── Provided information ──

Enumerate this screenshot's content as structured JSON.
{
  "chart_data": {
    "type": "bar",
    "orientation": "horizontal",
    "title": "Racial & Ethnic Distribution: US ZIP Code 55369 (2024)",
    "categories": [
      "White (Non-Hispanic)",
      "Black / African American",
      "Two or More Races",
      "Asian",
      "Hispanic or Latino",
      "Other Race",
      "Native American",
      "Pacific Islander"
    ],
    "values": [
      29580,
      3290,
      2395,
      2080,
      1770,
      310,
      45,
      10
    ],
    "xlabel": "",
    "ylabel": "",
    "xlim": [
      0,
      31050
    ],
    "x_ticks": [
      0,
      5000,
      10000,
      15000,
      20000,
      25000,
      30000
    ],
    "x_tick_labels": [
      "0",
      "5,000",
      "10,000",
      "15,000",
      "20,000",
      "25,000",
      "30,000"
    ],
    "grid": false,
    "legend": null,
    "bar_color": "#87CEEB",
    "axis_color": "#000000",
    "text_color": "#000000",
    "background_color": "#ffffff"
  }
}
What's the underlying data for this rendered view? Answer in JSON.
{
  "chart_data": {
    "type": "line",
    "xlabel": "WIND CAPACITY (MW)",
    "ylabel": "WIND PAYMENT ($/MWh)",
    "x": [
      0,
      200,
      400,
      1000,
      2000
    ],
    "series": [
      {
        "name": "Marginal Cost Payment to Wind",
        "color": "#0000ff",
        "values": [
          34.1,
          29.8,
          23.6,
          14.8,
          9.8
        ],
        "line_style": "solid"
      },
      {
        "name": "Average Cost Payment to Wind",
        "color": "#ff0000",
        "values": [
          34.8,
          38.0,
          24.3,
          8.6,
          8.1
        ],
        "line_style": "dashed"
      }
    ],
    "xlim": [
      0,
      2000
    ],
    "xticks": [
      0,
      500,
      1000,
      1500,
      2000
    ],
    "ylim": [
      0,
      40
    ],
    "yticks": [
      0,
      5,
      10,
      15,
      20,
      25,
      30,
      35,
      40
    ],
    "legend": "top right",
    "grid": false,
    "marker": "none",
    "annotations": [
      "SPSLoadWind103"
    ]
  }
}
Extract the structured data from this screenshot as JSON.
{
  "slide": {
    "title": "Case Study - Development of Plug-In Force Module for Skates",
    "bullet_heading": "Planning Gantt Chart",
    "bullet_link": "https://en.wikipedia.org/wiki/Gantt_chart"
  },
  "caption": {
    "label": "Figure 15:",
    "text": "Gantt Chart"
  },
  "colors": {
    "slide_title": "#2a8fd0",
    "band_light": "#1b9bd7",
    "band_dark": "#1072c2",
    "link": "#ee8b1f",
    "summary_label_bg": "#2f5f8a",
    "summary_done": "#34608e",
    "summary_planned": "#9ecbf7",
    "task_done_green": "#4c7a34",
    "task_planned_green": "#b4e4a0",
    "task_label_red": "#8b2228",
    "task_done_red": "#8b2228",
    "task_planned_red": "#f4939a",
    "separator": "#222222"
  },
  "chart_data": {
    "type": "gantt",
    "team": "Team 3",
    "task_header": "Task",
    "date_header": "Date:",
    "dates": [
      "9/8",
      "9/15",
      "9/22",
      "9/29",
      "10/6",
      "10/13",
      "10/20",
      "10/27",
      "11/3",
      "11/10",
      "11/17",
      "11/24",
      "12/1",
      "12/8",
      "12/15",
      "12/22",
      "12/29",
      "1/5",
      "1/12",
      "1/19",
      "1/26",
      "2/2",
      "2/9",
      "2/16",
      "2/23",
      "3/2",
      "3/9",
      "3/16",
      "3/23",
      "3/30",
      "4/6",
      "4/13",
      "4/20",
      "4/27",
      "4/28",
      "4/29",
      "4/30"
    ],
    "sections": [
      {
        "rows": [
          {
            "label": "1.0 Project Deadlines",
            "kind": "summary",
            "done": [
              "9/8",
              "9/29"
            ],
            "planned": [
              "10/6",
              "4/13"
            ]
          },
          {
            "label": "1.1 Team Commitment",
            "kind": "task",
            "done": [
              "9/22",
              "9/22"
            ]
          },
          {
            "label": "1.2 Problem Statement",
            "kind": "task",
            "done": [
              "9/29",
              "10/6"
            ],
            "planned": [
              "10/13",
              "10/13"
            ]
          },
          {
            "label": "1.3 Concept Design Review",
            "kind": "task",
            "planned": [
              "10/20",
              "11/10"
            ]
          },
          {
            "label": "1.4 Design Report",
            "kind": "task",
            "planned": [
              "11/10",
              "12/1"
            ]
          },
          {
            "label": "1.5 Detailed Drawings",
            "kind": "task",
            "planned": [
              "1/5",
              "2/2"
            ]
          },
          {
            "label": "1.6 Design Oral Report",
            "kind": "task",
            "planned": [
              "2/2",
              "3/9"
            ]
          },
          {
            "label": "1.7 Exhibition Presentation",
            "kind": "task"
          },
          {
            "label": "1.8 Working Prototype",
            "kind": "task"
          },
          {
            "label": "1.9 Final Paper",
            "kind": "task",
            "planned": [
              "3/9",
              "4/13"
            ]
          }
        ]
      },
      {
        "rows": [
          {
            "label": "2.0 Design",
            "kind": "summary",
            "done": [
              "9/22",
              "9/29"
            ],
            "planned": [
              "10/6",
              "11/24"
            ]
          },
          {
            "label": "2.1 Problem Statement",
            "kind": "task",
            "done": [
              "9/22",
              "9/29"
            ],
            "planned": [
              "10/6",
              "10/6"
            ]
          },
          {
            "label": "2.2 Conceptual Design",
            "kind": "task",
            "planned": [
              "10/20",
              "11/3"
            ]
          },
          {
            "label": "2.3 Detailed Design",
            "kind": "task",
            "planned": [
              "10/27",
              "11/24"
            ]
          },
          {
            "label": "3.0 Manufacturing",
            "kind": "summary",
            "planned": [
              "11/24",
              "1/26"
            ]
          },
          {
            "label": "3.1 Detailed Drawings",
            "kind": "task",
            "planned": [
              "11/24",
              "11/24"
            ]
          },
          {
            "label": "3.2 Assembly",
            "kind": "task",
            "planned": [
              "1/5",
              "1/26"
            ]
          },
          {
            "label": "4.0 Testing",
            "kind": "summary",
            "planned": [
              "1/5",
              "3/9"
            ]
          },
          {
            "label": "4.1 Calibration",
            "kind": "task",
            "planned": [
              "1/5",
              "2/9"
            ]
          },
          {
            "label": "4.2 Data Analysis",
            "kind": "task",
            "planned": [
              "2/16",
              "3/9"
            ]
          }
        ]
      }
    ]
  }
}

───

== Problem description ==
Retype the data in full and match it exactly.

== The response ==
Enumerate this screenshot's content as structured JSON.
{
  "chart_data": {
    "type": "bar",
    "orientation": "horizontal",
    "title": "Racial & Ethnic Distribution: US ZIP Code 55369 (2024)",
    "categories": [
      "White (Non-Hispanic)",
      "Black / African American",
      "Two or More Races",
      "Asian",
      "Hispanic or Latino",
      "Other Race",
      "Native American",
      "Pacific Islander"
    ],
    "values": [
      29580,
      3290,
      2395,
      2080,
      1770,
      310,
      45,
      10
    ],
    "xlabel": "",
    "ylabel": "",
    "xlim": [
      0,
      31050
    ],
    "x_ticks": [
      0,
      5000,
      10000,
      15000,
      20000,
      25000,
      30000
    ],
    "x_tick_labels": [
      "0",
      "5,000",
      "10,000",
      "15,000",
      "20,000",
      "25,000",
      "30,000"
    ],
    "grid": false,
    "legend": null,
    "bar_color": "#87CEEB",
    "axis_color": "#000000",
    "text_color": "#000000",
    "background_color": "#ffffff"
  }
}
What's the underlying data for this rendered view? Answer in JSON.
{
  "chart_data": {
    "type": "line",
    "xlabel": "WIND CAPACITY (MW)",
    "ylabel": "WIND PAYMENT ($/MWh)",
    "x": [
      0,
      200,
      400,
      1000,
      2000
    ],
    "series": [
      {
        "name": "Marginal Cost Payment to Wind",
        "color": "#0000ff",
        "values": [
          34.1,
          29.8,
          23.6,
          14.8,
          9.8
        ],
        "line_style": "solid"
      },
      {
        "name": "Average Cost Payment to Wind",
        "color": "#ff0000",
        "values": [
          34.8,
          38.0,
          24.3,
          8.6,
          8.1
        ],
        "line_style": "dashed"
      }
    ],
    "xlim": [
      0,
      2000
    ],
    "xticks": [
      0,
      500,
      1000,
      1500,
      2000
    ],
    "ylim": [
      0,
      40
    ],
    "yticks": [
      0,
      5,
      10,
      15,
      20,
      25,
      30,
      35,
      40
    ],
    "legend": "top right",
    "grid": false,
    "marker": "none",
    "annotations": [
      "SPSLoadWind103"
    ]
  }
}
Extract the structured data from this screenshot as JSON.
{
  "slide": {
    "title": "Case Study - Development of Plug-In Force Module for Skates",
    "bullet_heading": "Planning Gantt Chart",
    "bullet_link": "https://en.wikipedia.org/wiki/Gantt_chart"
  },
  "caption": {
    "label": "Figure 15:",
    "text": "Gantt Chart"
  },
  "colors": {
    "slide_title": "#2a8fd0",
    "band_light": "#1b9bd7",
    "band_dark": "#1072c2",
    "link": "#ee8b1f",
    "summary_label_bg": "#2f5f8a",
    "summary_done": "#34608e",
    "summary_planned": "#9ecbf7",
    "task_done_green": "#4c7a34",
    "task_planned_green": "#b4e4a0",
    "task_label_red": "#8b2228",
    "task_done_red": "#8b2228",
    "task_planned_red": "#f4939a",
    "separator": "#222222"
  },
  "chart_data": {
    "type": "gantt",
    "team": "Team 3",
    "task_header": "Task",
    "date_header": "Date:",
    "dates": [
      "9/8",
      "9/15",
      "9/22",
      "9/29",
      "10/6",
      "10/13",
      "10/20",
      "10/27",
      "11/3",
      "11/10",
      "11/17",
      "11/24",
      "12/1",
      "12/8",
      "12/15",
      "12/22",
      "12/29",
      "1/5",
      "1/12",
      "1/19",
      "1/26",
      "2/2",
      "2/9",
      "2/16",
      "2/23",
      "3/2",
      "3/9",
      "3/16",
      "3/23",
      "3/30",
      "4/6",
      "4/13",
      "4/20",
      "4/27",
      "4/28",
      "4/29",
      "4/30"
    ],
    "sections": [
      {
        "rows": [
          {
            "label": "1.0 Project Deadlines",
            "kind": "summary",
            "done": [
              "9/8",
              "9/29"
            ],
            "planned": [
              "10/6",
              "4/13"
            ]
          },
          {
            "label": "1.1 Team Commitment",
            "kind": "task",
            "done": [
              "9/22",
              "9/22"
            ]
          },
          {
            "label": "1.2 Problem Statement",
            "kind": "task",
            "done": [
              "9/29",
              "10/6"
            ],
            "planned": [
              "10/13",
              "10/13"
            ]
          },
          {
            "label": "1.3 Concept Design Review",
            "kind": "task",
            "planned": [
              "10/20",
              "11/10"
            ]
          },
          {
            "label": "1.4 Design Report",
            "kind": "task",
            "planned": [
              "11/10",
              "12/1"
            ]
          },
          {
            "label": "1.5 Detailed Drawings",
            "kind": "task",
            "planned": [
              "1/5",
              "2/2"
            ]
          },
          {
            "label": "1.6 Design Oral Report",
            "kind": "task",
            "planned": [
              "2/2",
              "3/9"
            ]
          },
          {
            "label": "1.7 Exhibition Presentation",
            "kind": "task"
          },
          {
            "label": "1.8 Working Prototype",
            "kind": "task"
          },
          {
            "label": "1.9 Final Paper",
            "kind": "task",
            "planned": [
              "3/9",
              "4/13"
            ]
          }
        ]
      },
      {
        "rows": [
          {
            "label": "2.0 Design",
            "kind": "summary",
            "done": [
              "9/22",
              "9/29"
            ],
            "planned": [
              "10/6",
              "11/24"
            ]
          },
          {
            "label": "2.1 Problem Statement",
            "kind": "task",
            "done": [
              "9/22",
              "9/29"
            ],
            "planned": [
              "10/6",
              "10/6"
            ]
          },
          {
            "label": "2.2 Conceptual Design",
            "kind": "task",
            "planned": [
              "10/20",
              "11/3"
            ]
          },
          {
            "label": "2.3 Detailed Design",
            "kind": "task",
            "planned": [
              "10/27",
              "11/24"
            ]
          },
          {
            "label": "3.0 Manufacturing",
            "kind": "summary",
            "planned": [
              "11/24",
              "1/26"
            ]
          },
          {
            "label": "3.1 Detailed Drawings",
            "kind": "task",
            "planned": [
              "11/24",
              "11/24"
            ]
          },
          {
            "label": "3.2 Assembly",
            "kind": "task",
            "planned": [
              "1/5",
              "1/26"
            ]
          },
          {
            "label": "4.0 Testing",
            "kind": "summary",
            "planned": [
              "1/5",
              "3/9"
            ]
          },
          {
            "label": "4.1 Calibration",
            "kind": "task",
            "planned": [
              "1/5",
              "2/9"
            ]
          },
          {
            "label": "4.2 Data Analysis",
            "kind": "task",
            "planned": [
              "2/16",
              "3/9"
            ]
          }
        ]
      }
    ]
  }
}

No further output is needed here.